Raw records:

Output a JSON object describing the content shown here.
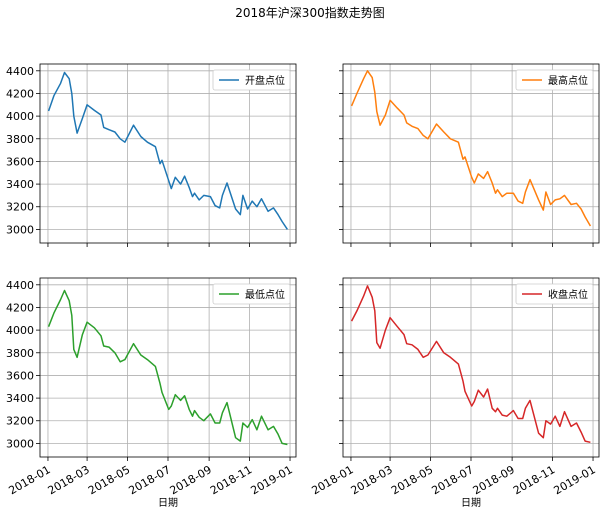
{
  "chart_data": {
    "type": "line",
    "title": "2018年沪深300指数走势图",
    "xlabel": "日期",
    "ylabel": "",
    "xlim": [
      "2017-12-20",
      "2019-01-10"
    ],
    "ylim": [
      2880,
      4460
    ],
    "x_ticks": [
      "2018-01",
      "2018-03",
      "2018-05",
      "2018-07",
      "2018-09",
      "2018-11",
      "2019-01"
    ],
    "y_ticks": [
      3000,
      3200,
      3400,
      3600,
      3800,
      4000,
      4200,
      4400
    ],
    "grid": true,
    "layout": "2x2 subplots, shared x and y",
    "legend_position": "upper right",
    "x": [
      "2018-01-02",
      "2018-01-10",
      "2018-01-20",
      "2018-01-26",
      "2018-02-02",
      "2018-02-06",
      "2018-02-09",
      "2018-02-14",
      "2018-02-22",
      "2018-03-01",
      "2018-03-12",
      "2018-03-22",
      "2018-03-26",
      "2018-04-03",
      "2018-04-12",
      "2018-04-20",
      "2018-04-27",
      "2018-05-10",
      "2018-05-21",
      "2018-05-31",
      "2018-06-12",
      "2018-06-19",
      "2018-06-22",
      "2018-07-02",
      "2018-07-06",
      "2018-07-12",
      "2018-07-20",
      "2018-07-26",
      "2018-08-02",
      "2018-08-07",
      "2018-08-10",
      "2018-08-17",
      "2018-08-24",
      "2018-09-03",
      "2018-09-10",
      "2018-09-17",
      "2018-09-21",
      "2018-09-28",
      "2018-10-11",
      "2018-10-18",
      "2018-10-22",
      "2018-10-29",
      "2018-11-05",
      "2018-11-12",
      "2018-11-19",
      "2018-11-29",
      "2018-12-07",
      "2018-12-14",
      "2018-12-20",
      "2018-12-28"
    ],
    "series": [
      {
        "name": "开盘点位",
        "color": "#1f77b4",
        "values": [
          4045,
          4180,
          4290,
          4385,
          4330,
          4200,
          4000,
          3850,
          3980,
          4100,
          4050,
          4010,
          3900,
          3880,
          3860,
          3800,
          3770,
          3920,
          3820,
          3770,
          3730,
          3580,
          3610,
          3430,
          3360,
          3460,
          3400,
          3470,
          3370,
          3290,
          3320,
          3260,
          3300,
          3290,
          3210,
          3190,
          3300,
          3410,
          3180,
          3130,
          3300,
          3180,
          3250,
          3200,
          3270,
          3160,
          3190,
          3130,
          3070,
          3000
        ]
      },
      {
        "name": "最高点位",
        "color": "#ff7f0e",
        "values": [
          4090,
          4200,
          4330,
          4400,
          4340,
          4210,
          4040,
          3920,
          4010,
          4140,
          4070,
          4010,
          3940,
          3910,
          3890,
          3830,
          3800,
          3930,
          3860,
          3800,
          3770,
          3620,
          3640,
          3460,
          3410,
          3490,
          3450,
          3510,
          3410,
          3320,
          3350,
          3290,
          3320,
          3320,
          3250,
          3230,
          3330,
          3440,
          3260,
          3170,
          3330,
          3220,
          3260,
          3270,
          3300,
          3220,
          3230,
          3180,
          3110,
          3030
        ]
      },
      {
        "name": "最低点位",
        "color": "#2ca02c",
        "values": [
          4030,
          4150,
          4270,
          4350,
          4260,
          4130,
          3830,
          3760,
          3960,
          4070,
          4020,
          3950,
          3860,
          3850,
          3800,
          3720,
          3740,
          3880,
          3780,
          3740,
          3680,
          3530,
          3450,
          3300,
          3330,
          3430,
          3380,
          3420,
          3300,
          3240,
          3290,
          3230,
          3200,
          3260,
          3180,
          3180,
          3270,
          3360,
          3050,
          3020,
          3180,
          3140,
          3210,
          3120,
          3240,
          3120,
          3150,
          3080,
          3000,
          2990
        ]
      },
      {
        "name": "收盘点位",
        "color": "#d62728",
        "values": [
          4080,
          4170,
          4300,
          4390,
          4290,
          4170,
          3890,
          3840,
          4000,
          4110,
          4030,
          3960,
          3880,
          3870,
          3830,
          3760,
          3780,
          3900,
          3800,
          3760,
          3700,
          3550,
          3460,
          3330,
          3370,
          3470,
          3410,
          3480,
          3310,
          3280,
          3310,
          3250,
          3240,
          3290,
          3220,
          3220,
          3310,
          3380,
          3090,
          3050,
          3200,
          3170,
          3240,
          3150,
          3280,
          3150,
          3180,
          3100,
          3020,
          3010
        ]
      }
    ]
  }
}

__WORK TO COMPLETE__. Quote the material word for word, dropping any images it holds.

__COMPLETE OUTPUT__.
Output a JSON object describing the content shown here.
{
  "chart_data": {
    "type": "line",
    "title": "2018年沪深300指数走势图",
    "xlabel": "日期",
    "ylabel": "",
    "xlim": [
      "2017-12-20",
      "2019-01-10"
    ],
    "ylim": [
      2880,
      4460
    ],
    "x_ticks": [
      "2018-01",
      "2018-03",
      "2018-05",
      "2018-07",
      "2018-09",
      "2018-11",
      "2019-01"
    ],
    "y_ticks": [
      3000,
      3200,
      3400,
      3600,
      3800,
      4000,
      4200,
      4400
    ],
    "grid": true,
    "layout": "2x2 subplots, shared x and y",
    "legend_position": "upper right",
    "x": [
      "2018-01-02",
      "2018-01-10",
      "2018-01-20",
      "2018-01-26",
      "2018-02-02",
      "2018-02-06",
      "2018-02-09",
      "2018-02-14",
      "2018-02-22",
      "2018-03-01",
      "2018-03-12",
      "2018-03-22",
      "2018-03-26",
      "2018-04-03",
      "2018-04-12",
      "2018-04-20",
      "2018-04-27",
      "2018-05-10",
      "2018-05-21",
      "2018-05-31",
      "2018-06-12",
      "2018-06-19",
      "2018-06-22",
      "2018-07-02",
      "2018-07-06",
      "2018-07-12",
      "2018-07-20",
      "2018-07-26",
      "2018-08-02",
      "2018-08-07",
      "2018-08-10",
      "2018-08-17",
      "2018-08-24",
      "2018-09-03",
      "2018-09-10",
      "2018-09-17",
      "2018-09-21",
      "2018-09-28",
      "2018-10-11",
      "2018-10-18",
      "2018-10-22",
      "2018-10-29",
      "2018-11-05",
      "2018-11-12",
      "2018-11-19",
      "2018-11-29",
      "2018-12-07",
      "2018-12-14",
      "2018-12-20",
      "2018-12-28"
    ],
    "series": [
      {
        "name": "开盘点位",
        "color": "#1f77b4",
        "values": [
          4045,
          4180,
          4290,
          4385,
          4330,
          4200,
          4000,
          3850,
          3980,
          4100,
          4050,
          4010,
          3900,
          3880,
          3860,
          3800,
          3770,
          3920,
          3820,
          3770,
          3730,
          3580,
          3610,
          3430,
          3360,
          3460,
          3400,
          3470,
          3370,
          3290,
          3320,
          3260,
          3300,
          3290,
          3210,
          3190,
          3300,
          3410,
          3180,
          3130,
          3300,
          3180,
          3250,
          3200,
          3270,
          3160,
          3190,
          3130,
          3070,
          3000
        ]
      },
      {
        "name": "最高点位",
        "color": "#ff7f0e",
        "values": [
          4090,
          4200,
          4330,
          4400,
          4340,
          4210,
          4040,
          3920,
          4010,
          4140,
          4070,
          4010,
          3940,
          3910,
          3890,
          3830,
          3800,
          3930,
          3860,
          3800,
          3770,
          3620,
          3640,
          3460,
          3410,
          3490,
          3450,
          3510,
          3410,
          3320,
          3350,
          3290,
          3320,
          3320,
          3250,
          3230,
          3330,
          3440,
          3260,
          3170,
          3330,
          3220,
          3260,
          3270,
          3300,
          3220,
          3230,
          3180,
          3110,
          3030
        ]
      },
      {
        "name": "最低点位",
        "color": "#2ca02c",
        "values": [
          4030,
          4150,
          4270,
          4350,
          4260,
          4130,
          3830,
          3760,
          3960,
          4070,
          4020,
          3950,
          3860,
          3850,
          3800,
          3720,
          3740,
          3880,
          3780,
          3740,
          3680,
          3530,
          3450,
          3300,
          3330,
          3430,
          3380,
          3420,
          3300,
          3240,
          3290,
          3230,
          3200,
          3260,
          3180,
          3180,
          3270,
          3360,
          3050,
          3020,
          3180,
          3140,
          3210,
          3120,
          3240,
          3120,
          3150,
          3080,
          3000,
          2990
        ]
      },
      {
        "name": "收盘点位",
        "color": "#d62728",
        "values": [
          4080,
          4170,
          4300,
          4390,
          4290,
          4170,
          3890,
          3840,
          4000,
          4110,
          4030,
          3960,
          3880,
          3870,
          3830,
          3760,
          3780,
          3900,
          3800,
          3760,
          3700,
          3550,
          3460,
          3330,
          3370,
          3470,
          3410,
          3480,
          3310,
          3280,
          3310,
          3250,
          3240,
          3290,
          3220,
          3220,
          3310,
          3380,
          3090,
          3050,
          3200,
          3170,
          3240,
          3150,
          3280,
          3150,
          3180,
          3100,
          3020,
          3010
        ]
      }
    ]
  }
}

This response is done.